Goal. Word for word, quote all of the material, omitting the pictures.
[START Record excerpts]
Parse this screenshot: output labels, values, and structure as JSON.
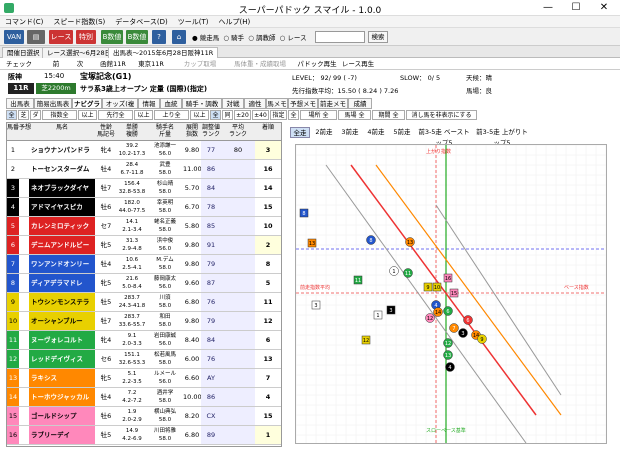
{
  "window": {
    "title": "スーパーパドック スマイル - 1.0.0",
    "minimize": "—",
    "maximize": "☐",
    "close": "✕"
  },
  "menu": [
    "コマンド(C)",
    "スピード指数(S)",
    "データベース(D)",
    "ツール(T)",
    "ヘルプ(H)"
  ],
  "toolbar": {
    "van": "VAN",
    "race": "レース",
    "special": "特別",
    "b1": "B数値",
    "b2": "B数値",
    "radio": [
      "競走馬",
      "騎手",
      "調教師",
      "レース"
    ],
    "search_label": "検索"
  },
  "tabs1": [
    "開催日選択",
    "レース選択～6月28日",
    "出馬表～2015年6月28日阪神11R"
  ],
  "tabs2": [
    "チェック",
    "前",
    "次",
    "函館11R",
    "東京11R",
    "カップ取場",
    "馬体重・成績取場",
    "パドック再生",
    "レース再生"
  ],
  "race": {
    "track": "阪神",
    "time": "15:40",
    "name": "宝塚記念(G1)",
    "level": "LEVEL： 92/ 99 ( -7)",
    "slow": "SLOW：  0/  5",
    "weather": "天候：晴",
    "racenum": "11R",
    "distance": "芝2200m",
    "condition": "サラ系3歳上オープン 定量 (国際)(指定)",
    "avg": "先行指数平均：15.50 ( 8.24 ) 7.26",
    "going": "馬場：良"
  },
  "subtabs": [
    "出馬表",
    "簡易出馬表",
    "ナビグラフ",
    "オッズ(複席)",
    "情報",
    "血統",
    "騎手・調教師",
    "対戦",
    "適性",
    "馬メモ",
    "予想メモ",
    "前走メモ",
    "成績"
  ],
  "filters": {
    "row": [
      "全",
      "芝",
      "ダ",
      "指数全",
      "以上",
      "先行全",
      "以上",
      "上り全",
      "以上",
      "全",
      "同",
      "±20",
      "±40",
      "指定",
      "全",
      "場所 全",
      "馬場 全",
      "期間 全",
      "消し馬を非表示にする"
    ]
  },
  "grid": {
    "headers": [
      "馬番",
      "予想",
      "馬名",
      "性齢\n馬記号",
      "単勝\n複勝",
      "騎手名\n斤量",
      "展開\n指数",
      "調整値\nランク",
      "平均\nランク",
      "着順"
    ],
    "rows": [
      {
        "num": "1",
        "name": "ショウナンパンドラ",
        "sex": "牝4",
        "odds": "39.2",
        "odds2": "10.2-17.3",
        "jockey": "池添謙一",
        "weight": "56.0",
        "tenkai": "9.80",
        "adj": "77",
        "avg": "80",
        "finish": "3"
      },
      {
        "num": "2",
        "name": "トーセンスターダム",
        "sex": "牡4",
        "odds": "28.4",
        "odds2": "6.7-11.8",
        "jockey": "武豊",
        "weight": "58.0",
        "tenkai": "11.00",
        "adj": "86",
        "avg": "",
        "finish": "16"
      },
      {
        "num": "3",
        "name": "ネオブラックダイヤ",
        "sex": "牡7",
        "odds": "156.4",
        "odds2": "32.8-53.8",
        "jockey": "杉山晴",
        "weight": "58.0",
        "tenkai": "5.70",
        "adj": "84",
        "avg": "",
        "finish": "14"
      },
      {
        "num": "4",
        "name": "アドマイヤスピカ",
        "sex": "牡6",
        "odds": "182.0",
        "odds2": "44.0-77.5",
        "jockey": "幸英明",
        "weight": "58.0",
        "tenkai": "6.70",
        "adj": "78",
        "avg": "",
        "finish": "15"
      },
      {
        "num": "5",
        "name": "カレンミロティック",
        "sex": "セ7",
        "odds": "14.1",
        "odds2": "2.1-3.4",
        "jockey": "蛯名正義",
        "weight": "58.0",
        "tenkai": "5.80",
        "adj": "85",
        "avg": "",
        "finish": "10"
      },
      {
        "num": "6",
        "name": "デニムアンドルビー",
        "sex": "牝5",
        "odds": "31.3",
        "odds2": "2.9-4.8",
        "jockey": "浜中俊",
        "weight": "56.0",
        "tenkai": "9.80",
        "adj": "91",
        "avg": "",
        "finish": "2"
      },
      {
        "num": "7",
        "name": "ワンアンドオンリー",
        "sex": "牡4",
        "odds": "10.6",
        "odds2": "2.5-4.1",
        "jockey": "M.デム",
        "weight": "58.0",
        "tenkai": "9.80",
        "adj": "79",
        "avg": "",
        "finish": "8"
      },
      {
        "num": "8",
        "name": "ディアデラマドレ",
        "sex": "牝5",
        "odds": "21.6",
        "odds2": "5.0-8.4",
        "jockey": "藤岡康太",
        "weight": "56.0",
        "tenkai": "9.60",
        "adj": "87",
        "avg": "",
        "finish": "5"
      },
      {
        "num": "9",
        "name": "トウシンモンステラ",
        "sex": "牡5",
        "odds": "283.7",
        "odds2": "24.3-41.8",
        "jockey": "川須",
        "weight": "58.0",
        "tenkai": "6.80",
        "adj": "76",
        "avg": "",
        "finish": "11"
      },
      {
        "num": "10",
        "name": "オーシャンブルー",
        "sex": "牡7",
        "odds": "283.7",
        "odds2": "33.6-55.7",
        "jockey": "和田",
        "weight": "58.0",
        "tenkai": "9.80",
        "adj": "79",
        "avg": "",
        "finish": "12"
      },
      {
        "num": "11",
        "name": "ヌーヴォレコルト",
        "sex": "牝4",
        "odds": "9.1",
        "odds2": "2.0-3.3",
        "jockey": "岩田康誠",
        "weight": "56.0",
        "tenkai": "8.40",
        "adj": "84",
        "avg": "",
        "finish": "6"
      },
      {
        "num": "12",
        "name": "レッドデイヴィス",
        "sex": "セ6",
        "odds": "151.1",
        "odds2": "32.6-53.3",
        "jockey": "松若風馬",
        "weight": "58.0",
        "tenkai": "6.00",
        "adj": "76",
        "avg": "",
        "finish": "13"
      },
      {
        "num": "13",
        "name": "ラキシス",
        "sex": "牝5",
        "odds": "5.1",
        "odds2": "2.2-3.5",
        "jockey": "ルメール",
        "weight": "56.0",
        "tenkai": "6.60",
        "adj": "AY",
        "avg": "",
        "finish": "7"
      },
      {
        "num": "14",
        "name": "トーホウジャッカル",
        "sex": "牡4",
        "odds": "7.2",
        "odds2": "4.2-7.2",
        "jockey": "酒井学",
        "weight": "58.0",
        "tenkai": "10.00",
        "adj": "86",
        "avg": "",
        "finish": "4"
      },
      {
        "num": "15",
        "name": "ゴールドシップ",
        "sex": "牡6",
        "odds": "1.9",
        "odds2": "2.0-2.9",
        "jockey": "横山典弘",
        "weight": "58.0",
        "tenkai": "8.20",
        "adj": "CX",
        "avg": "",
        "finish": "15"
      },
      {
        "num": "16",
        "name": "ラブリーデイ",
        "sex": "牡5",
        "odds": "14.9",
        "odds2": "4.2-6.9",
        "jockey": "川田将雅",
        "weight": "58.0",
        "tenkai": "6.80",
        "adj": "89",
        "avg": "",
        "finish": "1"
      }
    ]
  },
  "chart_tabs": [
    "全走",
    "2前走",
    "3前走",
    "4前走",
    "5前走",
    "前3-5走 ベーストップ5",
    "前3-5走 上がりトップ5"
  ],
  "chart_labels": {
    "top": "上がり指数",
    "bottom": "スローペース基準",
    "left": "前走指数平均",
    "right": "ベース指数"
  },
  "colors": {
    "frame1": "#ffffff",
    "frame2": "#000000",
    "frame3": "#dd2222",
    "frame4": "#2255cc",
    "frame5": "#e8d000",
    "frame6": "#22aa44",
    "frame7": "#ff8800",
    "frame8": "#ff88bb"
  }
}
[END Record excerpts]
Written response.
Parse this screenshot: output labels, values, and structure as JSON.
{
  "window": {
    "title": "スーパーパドック スマイル - 1.0.0",
    "minimize": "—",
    "maximize": "☐",
    "close": "✕"
  },
  "menu": [
    "コマンド(C)",
    "スピード指数(S)",
    "データベース(D)",
    "ツール(T)",
    "ヘルプ(H)"
  ],
  "toolbar": {
    "van": "VAN",
    "race": "レース",
    "special": "特別",
    "b1": "B数値",
    "b2": "B数値",
    "radio": [
      "競走馬",
      "騎手",
      "調教師",
      "レース"
    ],
    "search_label": "検索"
  },
  "tabs1": [
    "開催日選択",
    "レース選択～6月28日",
    "出馬表～2015年6月28日阪神11R"
  ],
  "tabs2": [
    "チェック",
    "前",
    "次",
    "函館11R",
    "東京11R",
    "カップ取場",
    "馬体重・成績取場",
    "パドック再生",
    "レース再生"
  ],
  "race": {
    "track": "阪神",
    "time": "15:40",
    "name": "宝塚記念(G1)",
    "level": "LEVEL： 92/ 99 ( -7)",
    "slow": "SLOW：  0/  5",
    "weather": "天候：晴",
    "racenum": "11R",
    "distance": "芝2200m",
    "condition": "サラ系3歳上オープン 定量 (国際)(指定)",
    "avg": "先行指数平均：15.50 ( 8.24 ) 7.26",
    "going": "馬場：良"
  },
  "subtabs": [
    "出馬表",
    "簡易出馬表",
    "ナビグラフ",
    "オッズ(複席)",
    "情報",
    "血統",
    "騎手・調教師",
    "対戦",
    "適性",
    "馬メモ",
    "予想メモ",
    "前走メモ",
    "成績"
  ],
  "filters": {
    "row": [
      "全",
      "芝",
      "ダ",
      "指数全",
      "以上",
      "先行全",
      "以上",
      "上り全",
      "以上",
      "全",
      "同",
      "±20",
      "±40",
      "指定",
      "全",
      "場所 全",
      "馬場 全",
      "期間 全",
      "消し馬を非表示にする"
    ]
  },
  "grid": {
    "headers": [
      "馬番",
      "予想",
      "馬名",
      "性齢\n馬記号",
      "単勝\n複勝",
      "騎手名\n斤量",
      "展開\n指数",
      "調整値\nランク",
      "平均\nランク",
      "着順"
    ],
    "rows": [
      {
        "num": "1",
        "name": "ショウナンパンドラ",
        "sex": "牝4",
        "odds": "39.2",
        "odds2": "10.2-17.3",
        "jockey": "池添謙一",
        "weight": "56.0",
        "tenkai": "9.80",
        "adj": "77",
        "avg": "80",
        "finish": "3"
      },
      {
        "num": "2",
        "name": "トーセンスターダム",
        "sex": "牡4",
        "odds": "28.4",
        "odds2": "6.7-11.8",
        "jockey": "武豊",
        "weight": "58.0",
        "tenkai": "11.00",
        "adj": "86",
        "avg": "",
        "finish": "16"
      },
      {
        "num": "3",
        "name": "ネオブラックダイヤ",
        "sex": "牡7",
        "odds": "156.4",
        "odds2": "32.8-53.8",
        "jockey": "杉山晴",
        "weight": "58.0",
        "tenkai": "5.70",
        "adj": "84",
        "avg": "",
        "finish": "14"
      },
      {
        "num": "4",
        "name": "アドマイヤスピカ",
        "sex": "牡6",
        "odds": "182.0",
        "odds2": "44.0-77.5",
        "jockey": "幸英明",
        "weight": "58.0",
        "tenkai": "6.70",
        "adj": "78",
        "avg": "",
        "finish": "15"
      },
      {
        "num": "5",
        "name": "カレンミロティック",
        "sex": "セ7",
        "odds": "14.1",
        "odds2": "2.1-3.4",
        "jockey": "蛯名正義",
        "weight": "58.0",
        "tenkai": "5.80",
        "adj": "85",
        "avg": "",
        "finish": "10"
      },
      {
        "num": "6",
        "name": "デニムアンドルビー",
        "sex": "牝5",
        "odds": "31.3",
        "odds2": "2.9-4.8",
        "jockey": "浜中俊",
        "weight": "56.0",
        "tenkai": "9.80",
        "adj": "91",
        "avg": "",
        "finish": "2"
      },
      {
        "num": "7",
        "name": "ワンアンドオンリー",
        "sex": "牡4",
        "odds": "10.6",
        "odds2": "2.5-4.1",
        "jockey": "M.デム",
        "weight": "58.0",
        "tenkai": "9.80",
        "adj": "79",
        "avg": "",
        "finish": "8"
      },
      {
        "num": "8",
        "name": "ディアデラマドレ",
        "sex": "牝5",
        "odds": "21.6",
        "odds2": "5.0-8.4",
        "jockey": "藤岡康太",
        "weight": "56.0",
        "tenkai": "9.60",
        "adj": "87",
        "avg": "",
        "finish": "5"
      },
      {
        "num": "9",
        "name": "トウシンモンステラ",
        "sex": "牡5",
        "odds": "283.7",
        "odds2": "24.3-41.8",
        "jockey": "川須",
        "weight": "58.0",
        "tenkai": "6.80",
        "adj": "76",
        "avg": "",
        "finish": "11"
      },
      {
        "num": "10",
        "name": "オーシャンブルー",
        "sex": "牡7",
        "odds": "283.7",
        "odds2": "33.6-55.7",
        "jockey": "和田",
        "weight": "58.0",
        "tenkai": "9.80",
        "adj": "79",
        "avg": "",
        "finish": "12"
      },
      {
        "num": "11",
        "name": "ヌーヴォレコルト",
        "sex": "牝4",
        "odds": "9.1",
        "odds2": "2.0-3.3",
        "jockey": "岩田康誠",
        "weight": "56.0",
        "tenkai": "8.40",
        "adj": "84",
        "avg": "",
        "finish": "6"
      },
      {
        "num": "12",
        "name": "レッドデイヴィス",
        "sex": "セ6",
        "odds": "151.1",
        "odds2": "32.6-53.3",
        "jockey": "松若風馬",
        "weight": "58.0",
        "tenkai": "6.00",
        "adj": "76",
        "avg": "",
        "finish": "13"
      },
      {
        "num": "13",
        "name": "ラキシス",
        "sex": "牝5",
        "odds": "5.1",
        "odds2": "2.2-3.5",
        "jockey": "ルメール",
        "weight": "56.0",
        "tenkai": "6.60",
        "adj": "AY",
        "avg": "",
        "finish": "7"
      },
      {
        "num": "14",
        "name": "トーホウジャッカル",
        "sex": "牡4",
        "odds": "7.2",
        "odds2": "4.2-7.2",
        "jockey": "酒井学",
        "weight": "58.0",
        "tenkai": "10.00",
        "adj": "86",
        "avg": "",
        "finish": "4"
      },
      {
        "num": "15",
        "name": "ゴールドシップ",
        "sex": "牡6",
        "odds": "1.9",
        "odds2": "2.0-2.9",
        "jockey": "横山典弘",
        "weight": "58.0",
        "tenkai": "8.20",
        "adj": "CX",
        "avg": "",
        "finish": "15"
      },
      {
        "num": "16",
        "name": "ラブリーデイ",
        "sex": "牡5",
        "odds": "14.9",
        "odds2": "4.2-6.9",
        "jockey": "川田将雅",
        "weight": "58.0",
        "tenkai": "6.80",
        "adj": "89",
        "avg": "",
        "finish": "1"
      }
    ]
  },
  "chart_tabs": [
    "全走",
    "2前走",
    "3前走",
    "4前走",
    "5前走",
    "前3-5走 ベーストップ5",
    "前3-5走 上がりトップ5"
  ],
  "chart_labels": {
    "top": "上がり指数",
    "bottom": "スローペース基準",
    "left": "前走指数平均",
    "right": "ベース指数"
  },
  "colors": {
    "frame1": "#ffffff",
    "frame2": "#000000",
    "frame3": "#dd2222",
    "frame4": "#2255cc",
    "frame5": "#e8d000",
    "frame6": "#22aa44",
    "frame7": "#ff8800",
    "frame8": "#ff88bb"
  }
}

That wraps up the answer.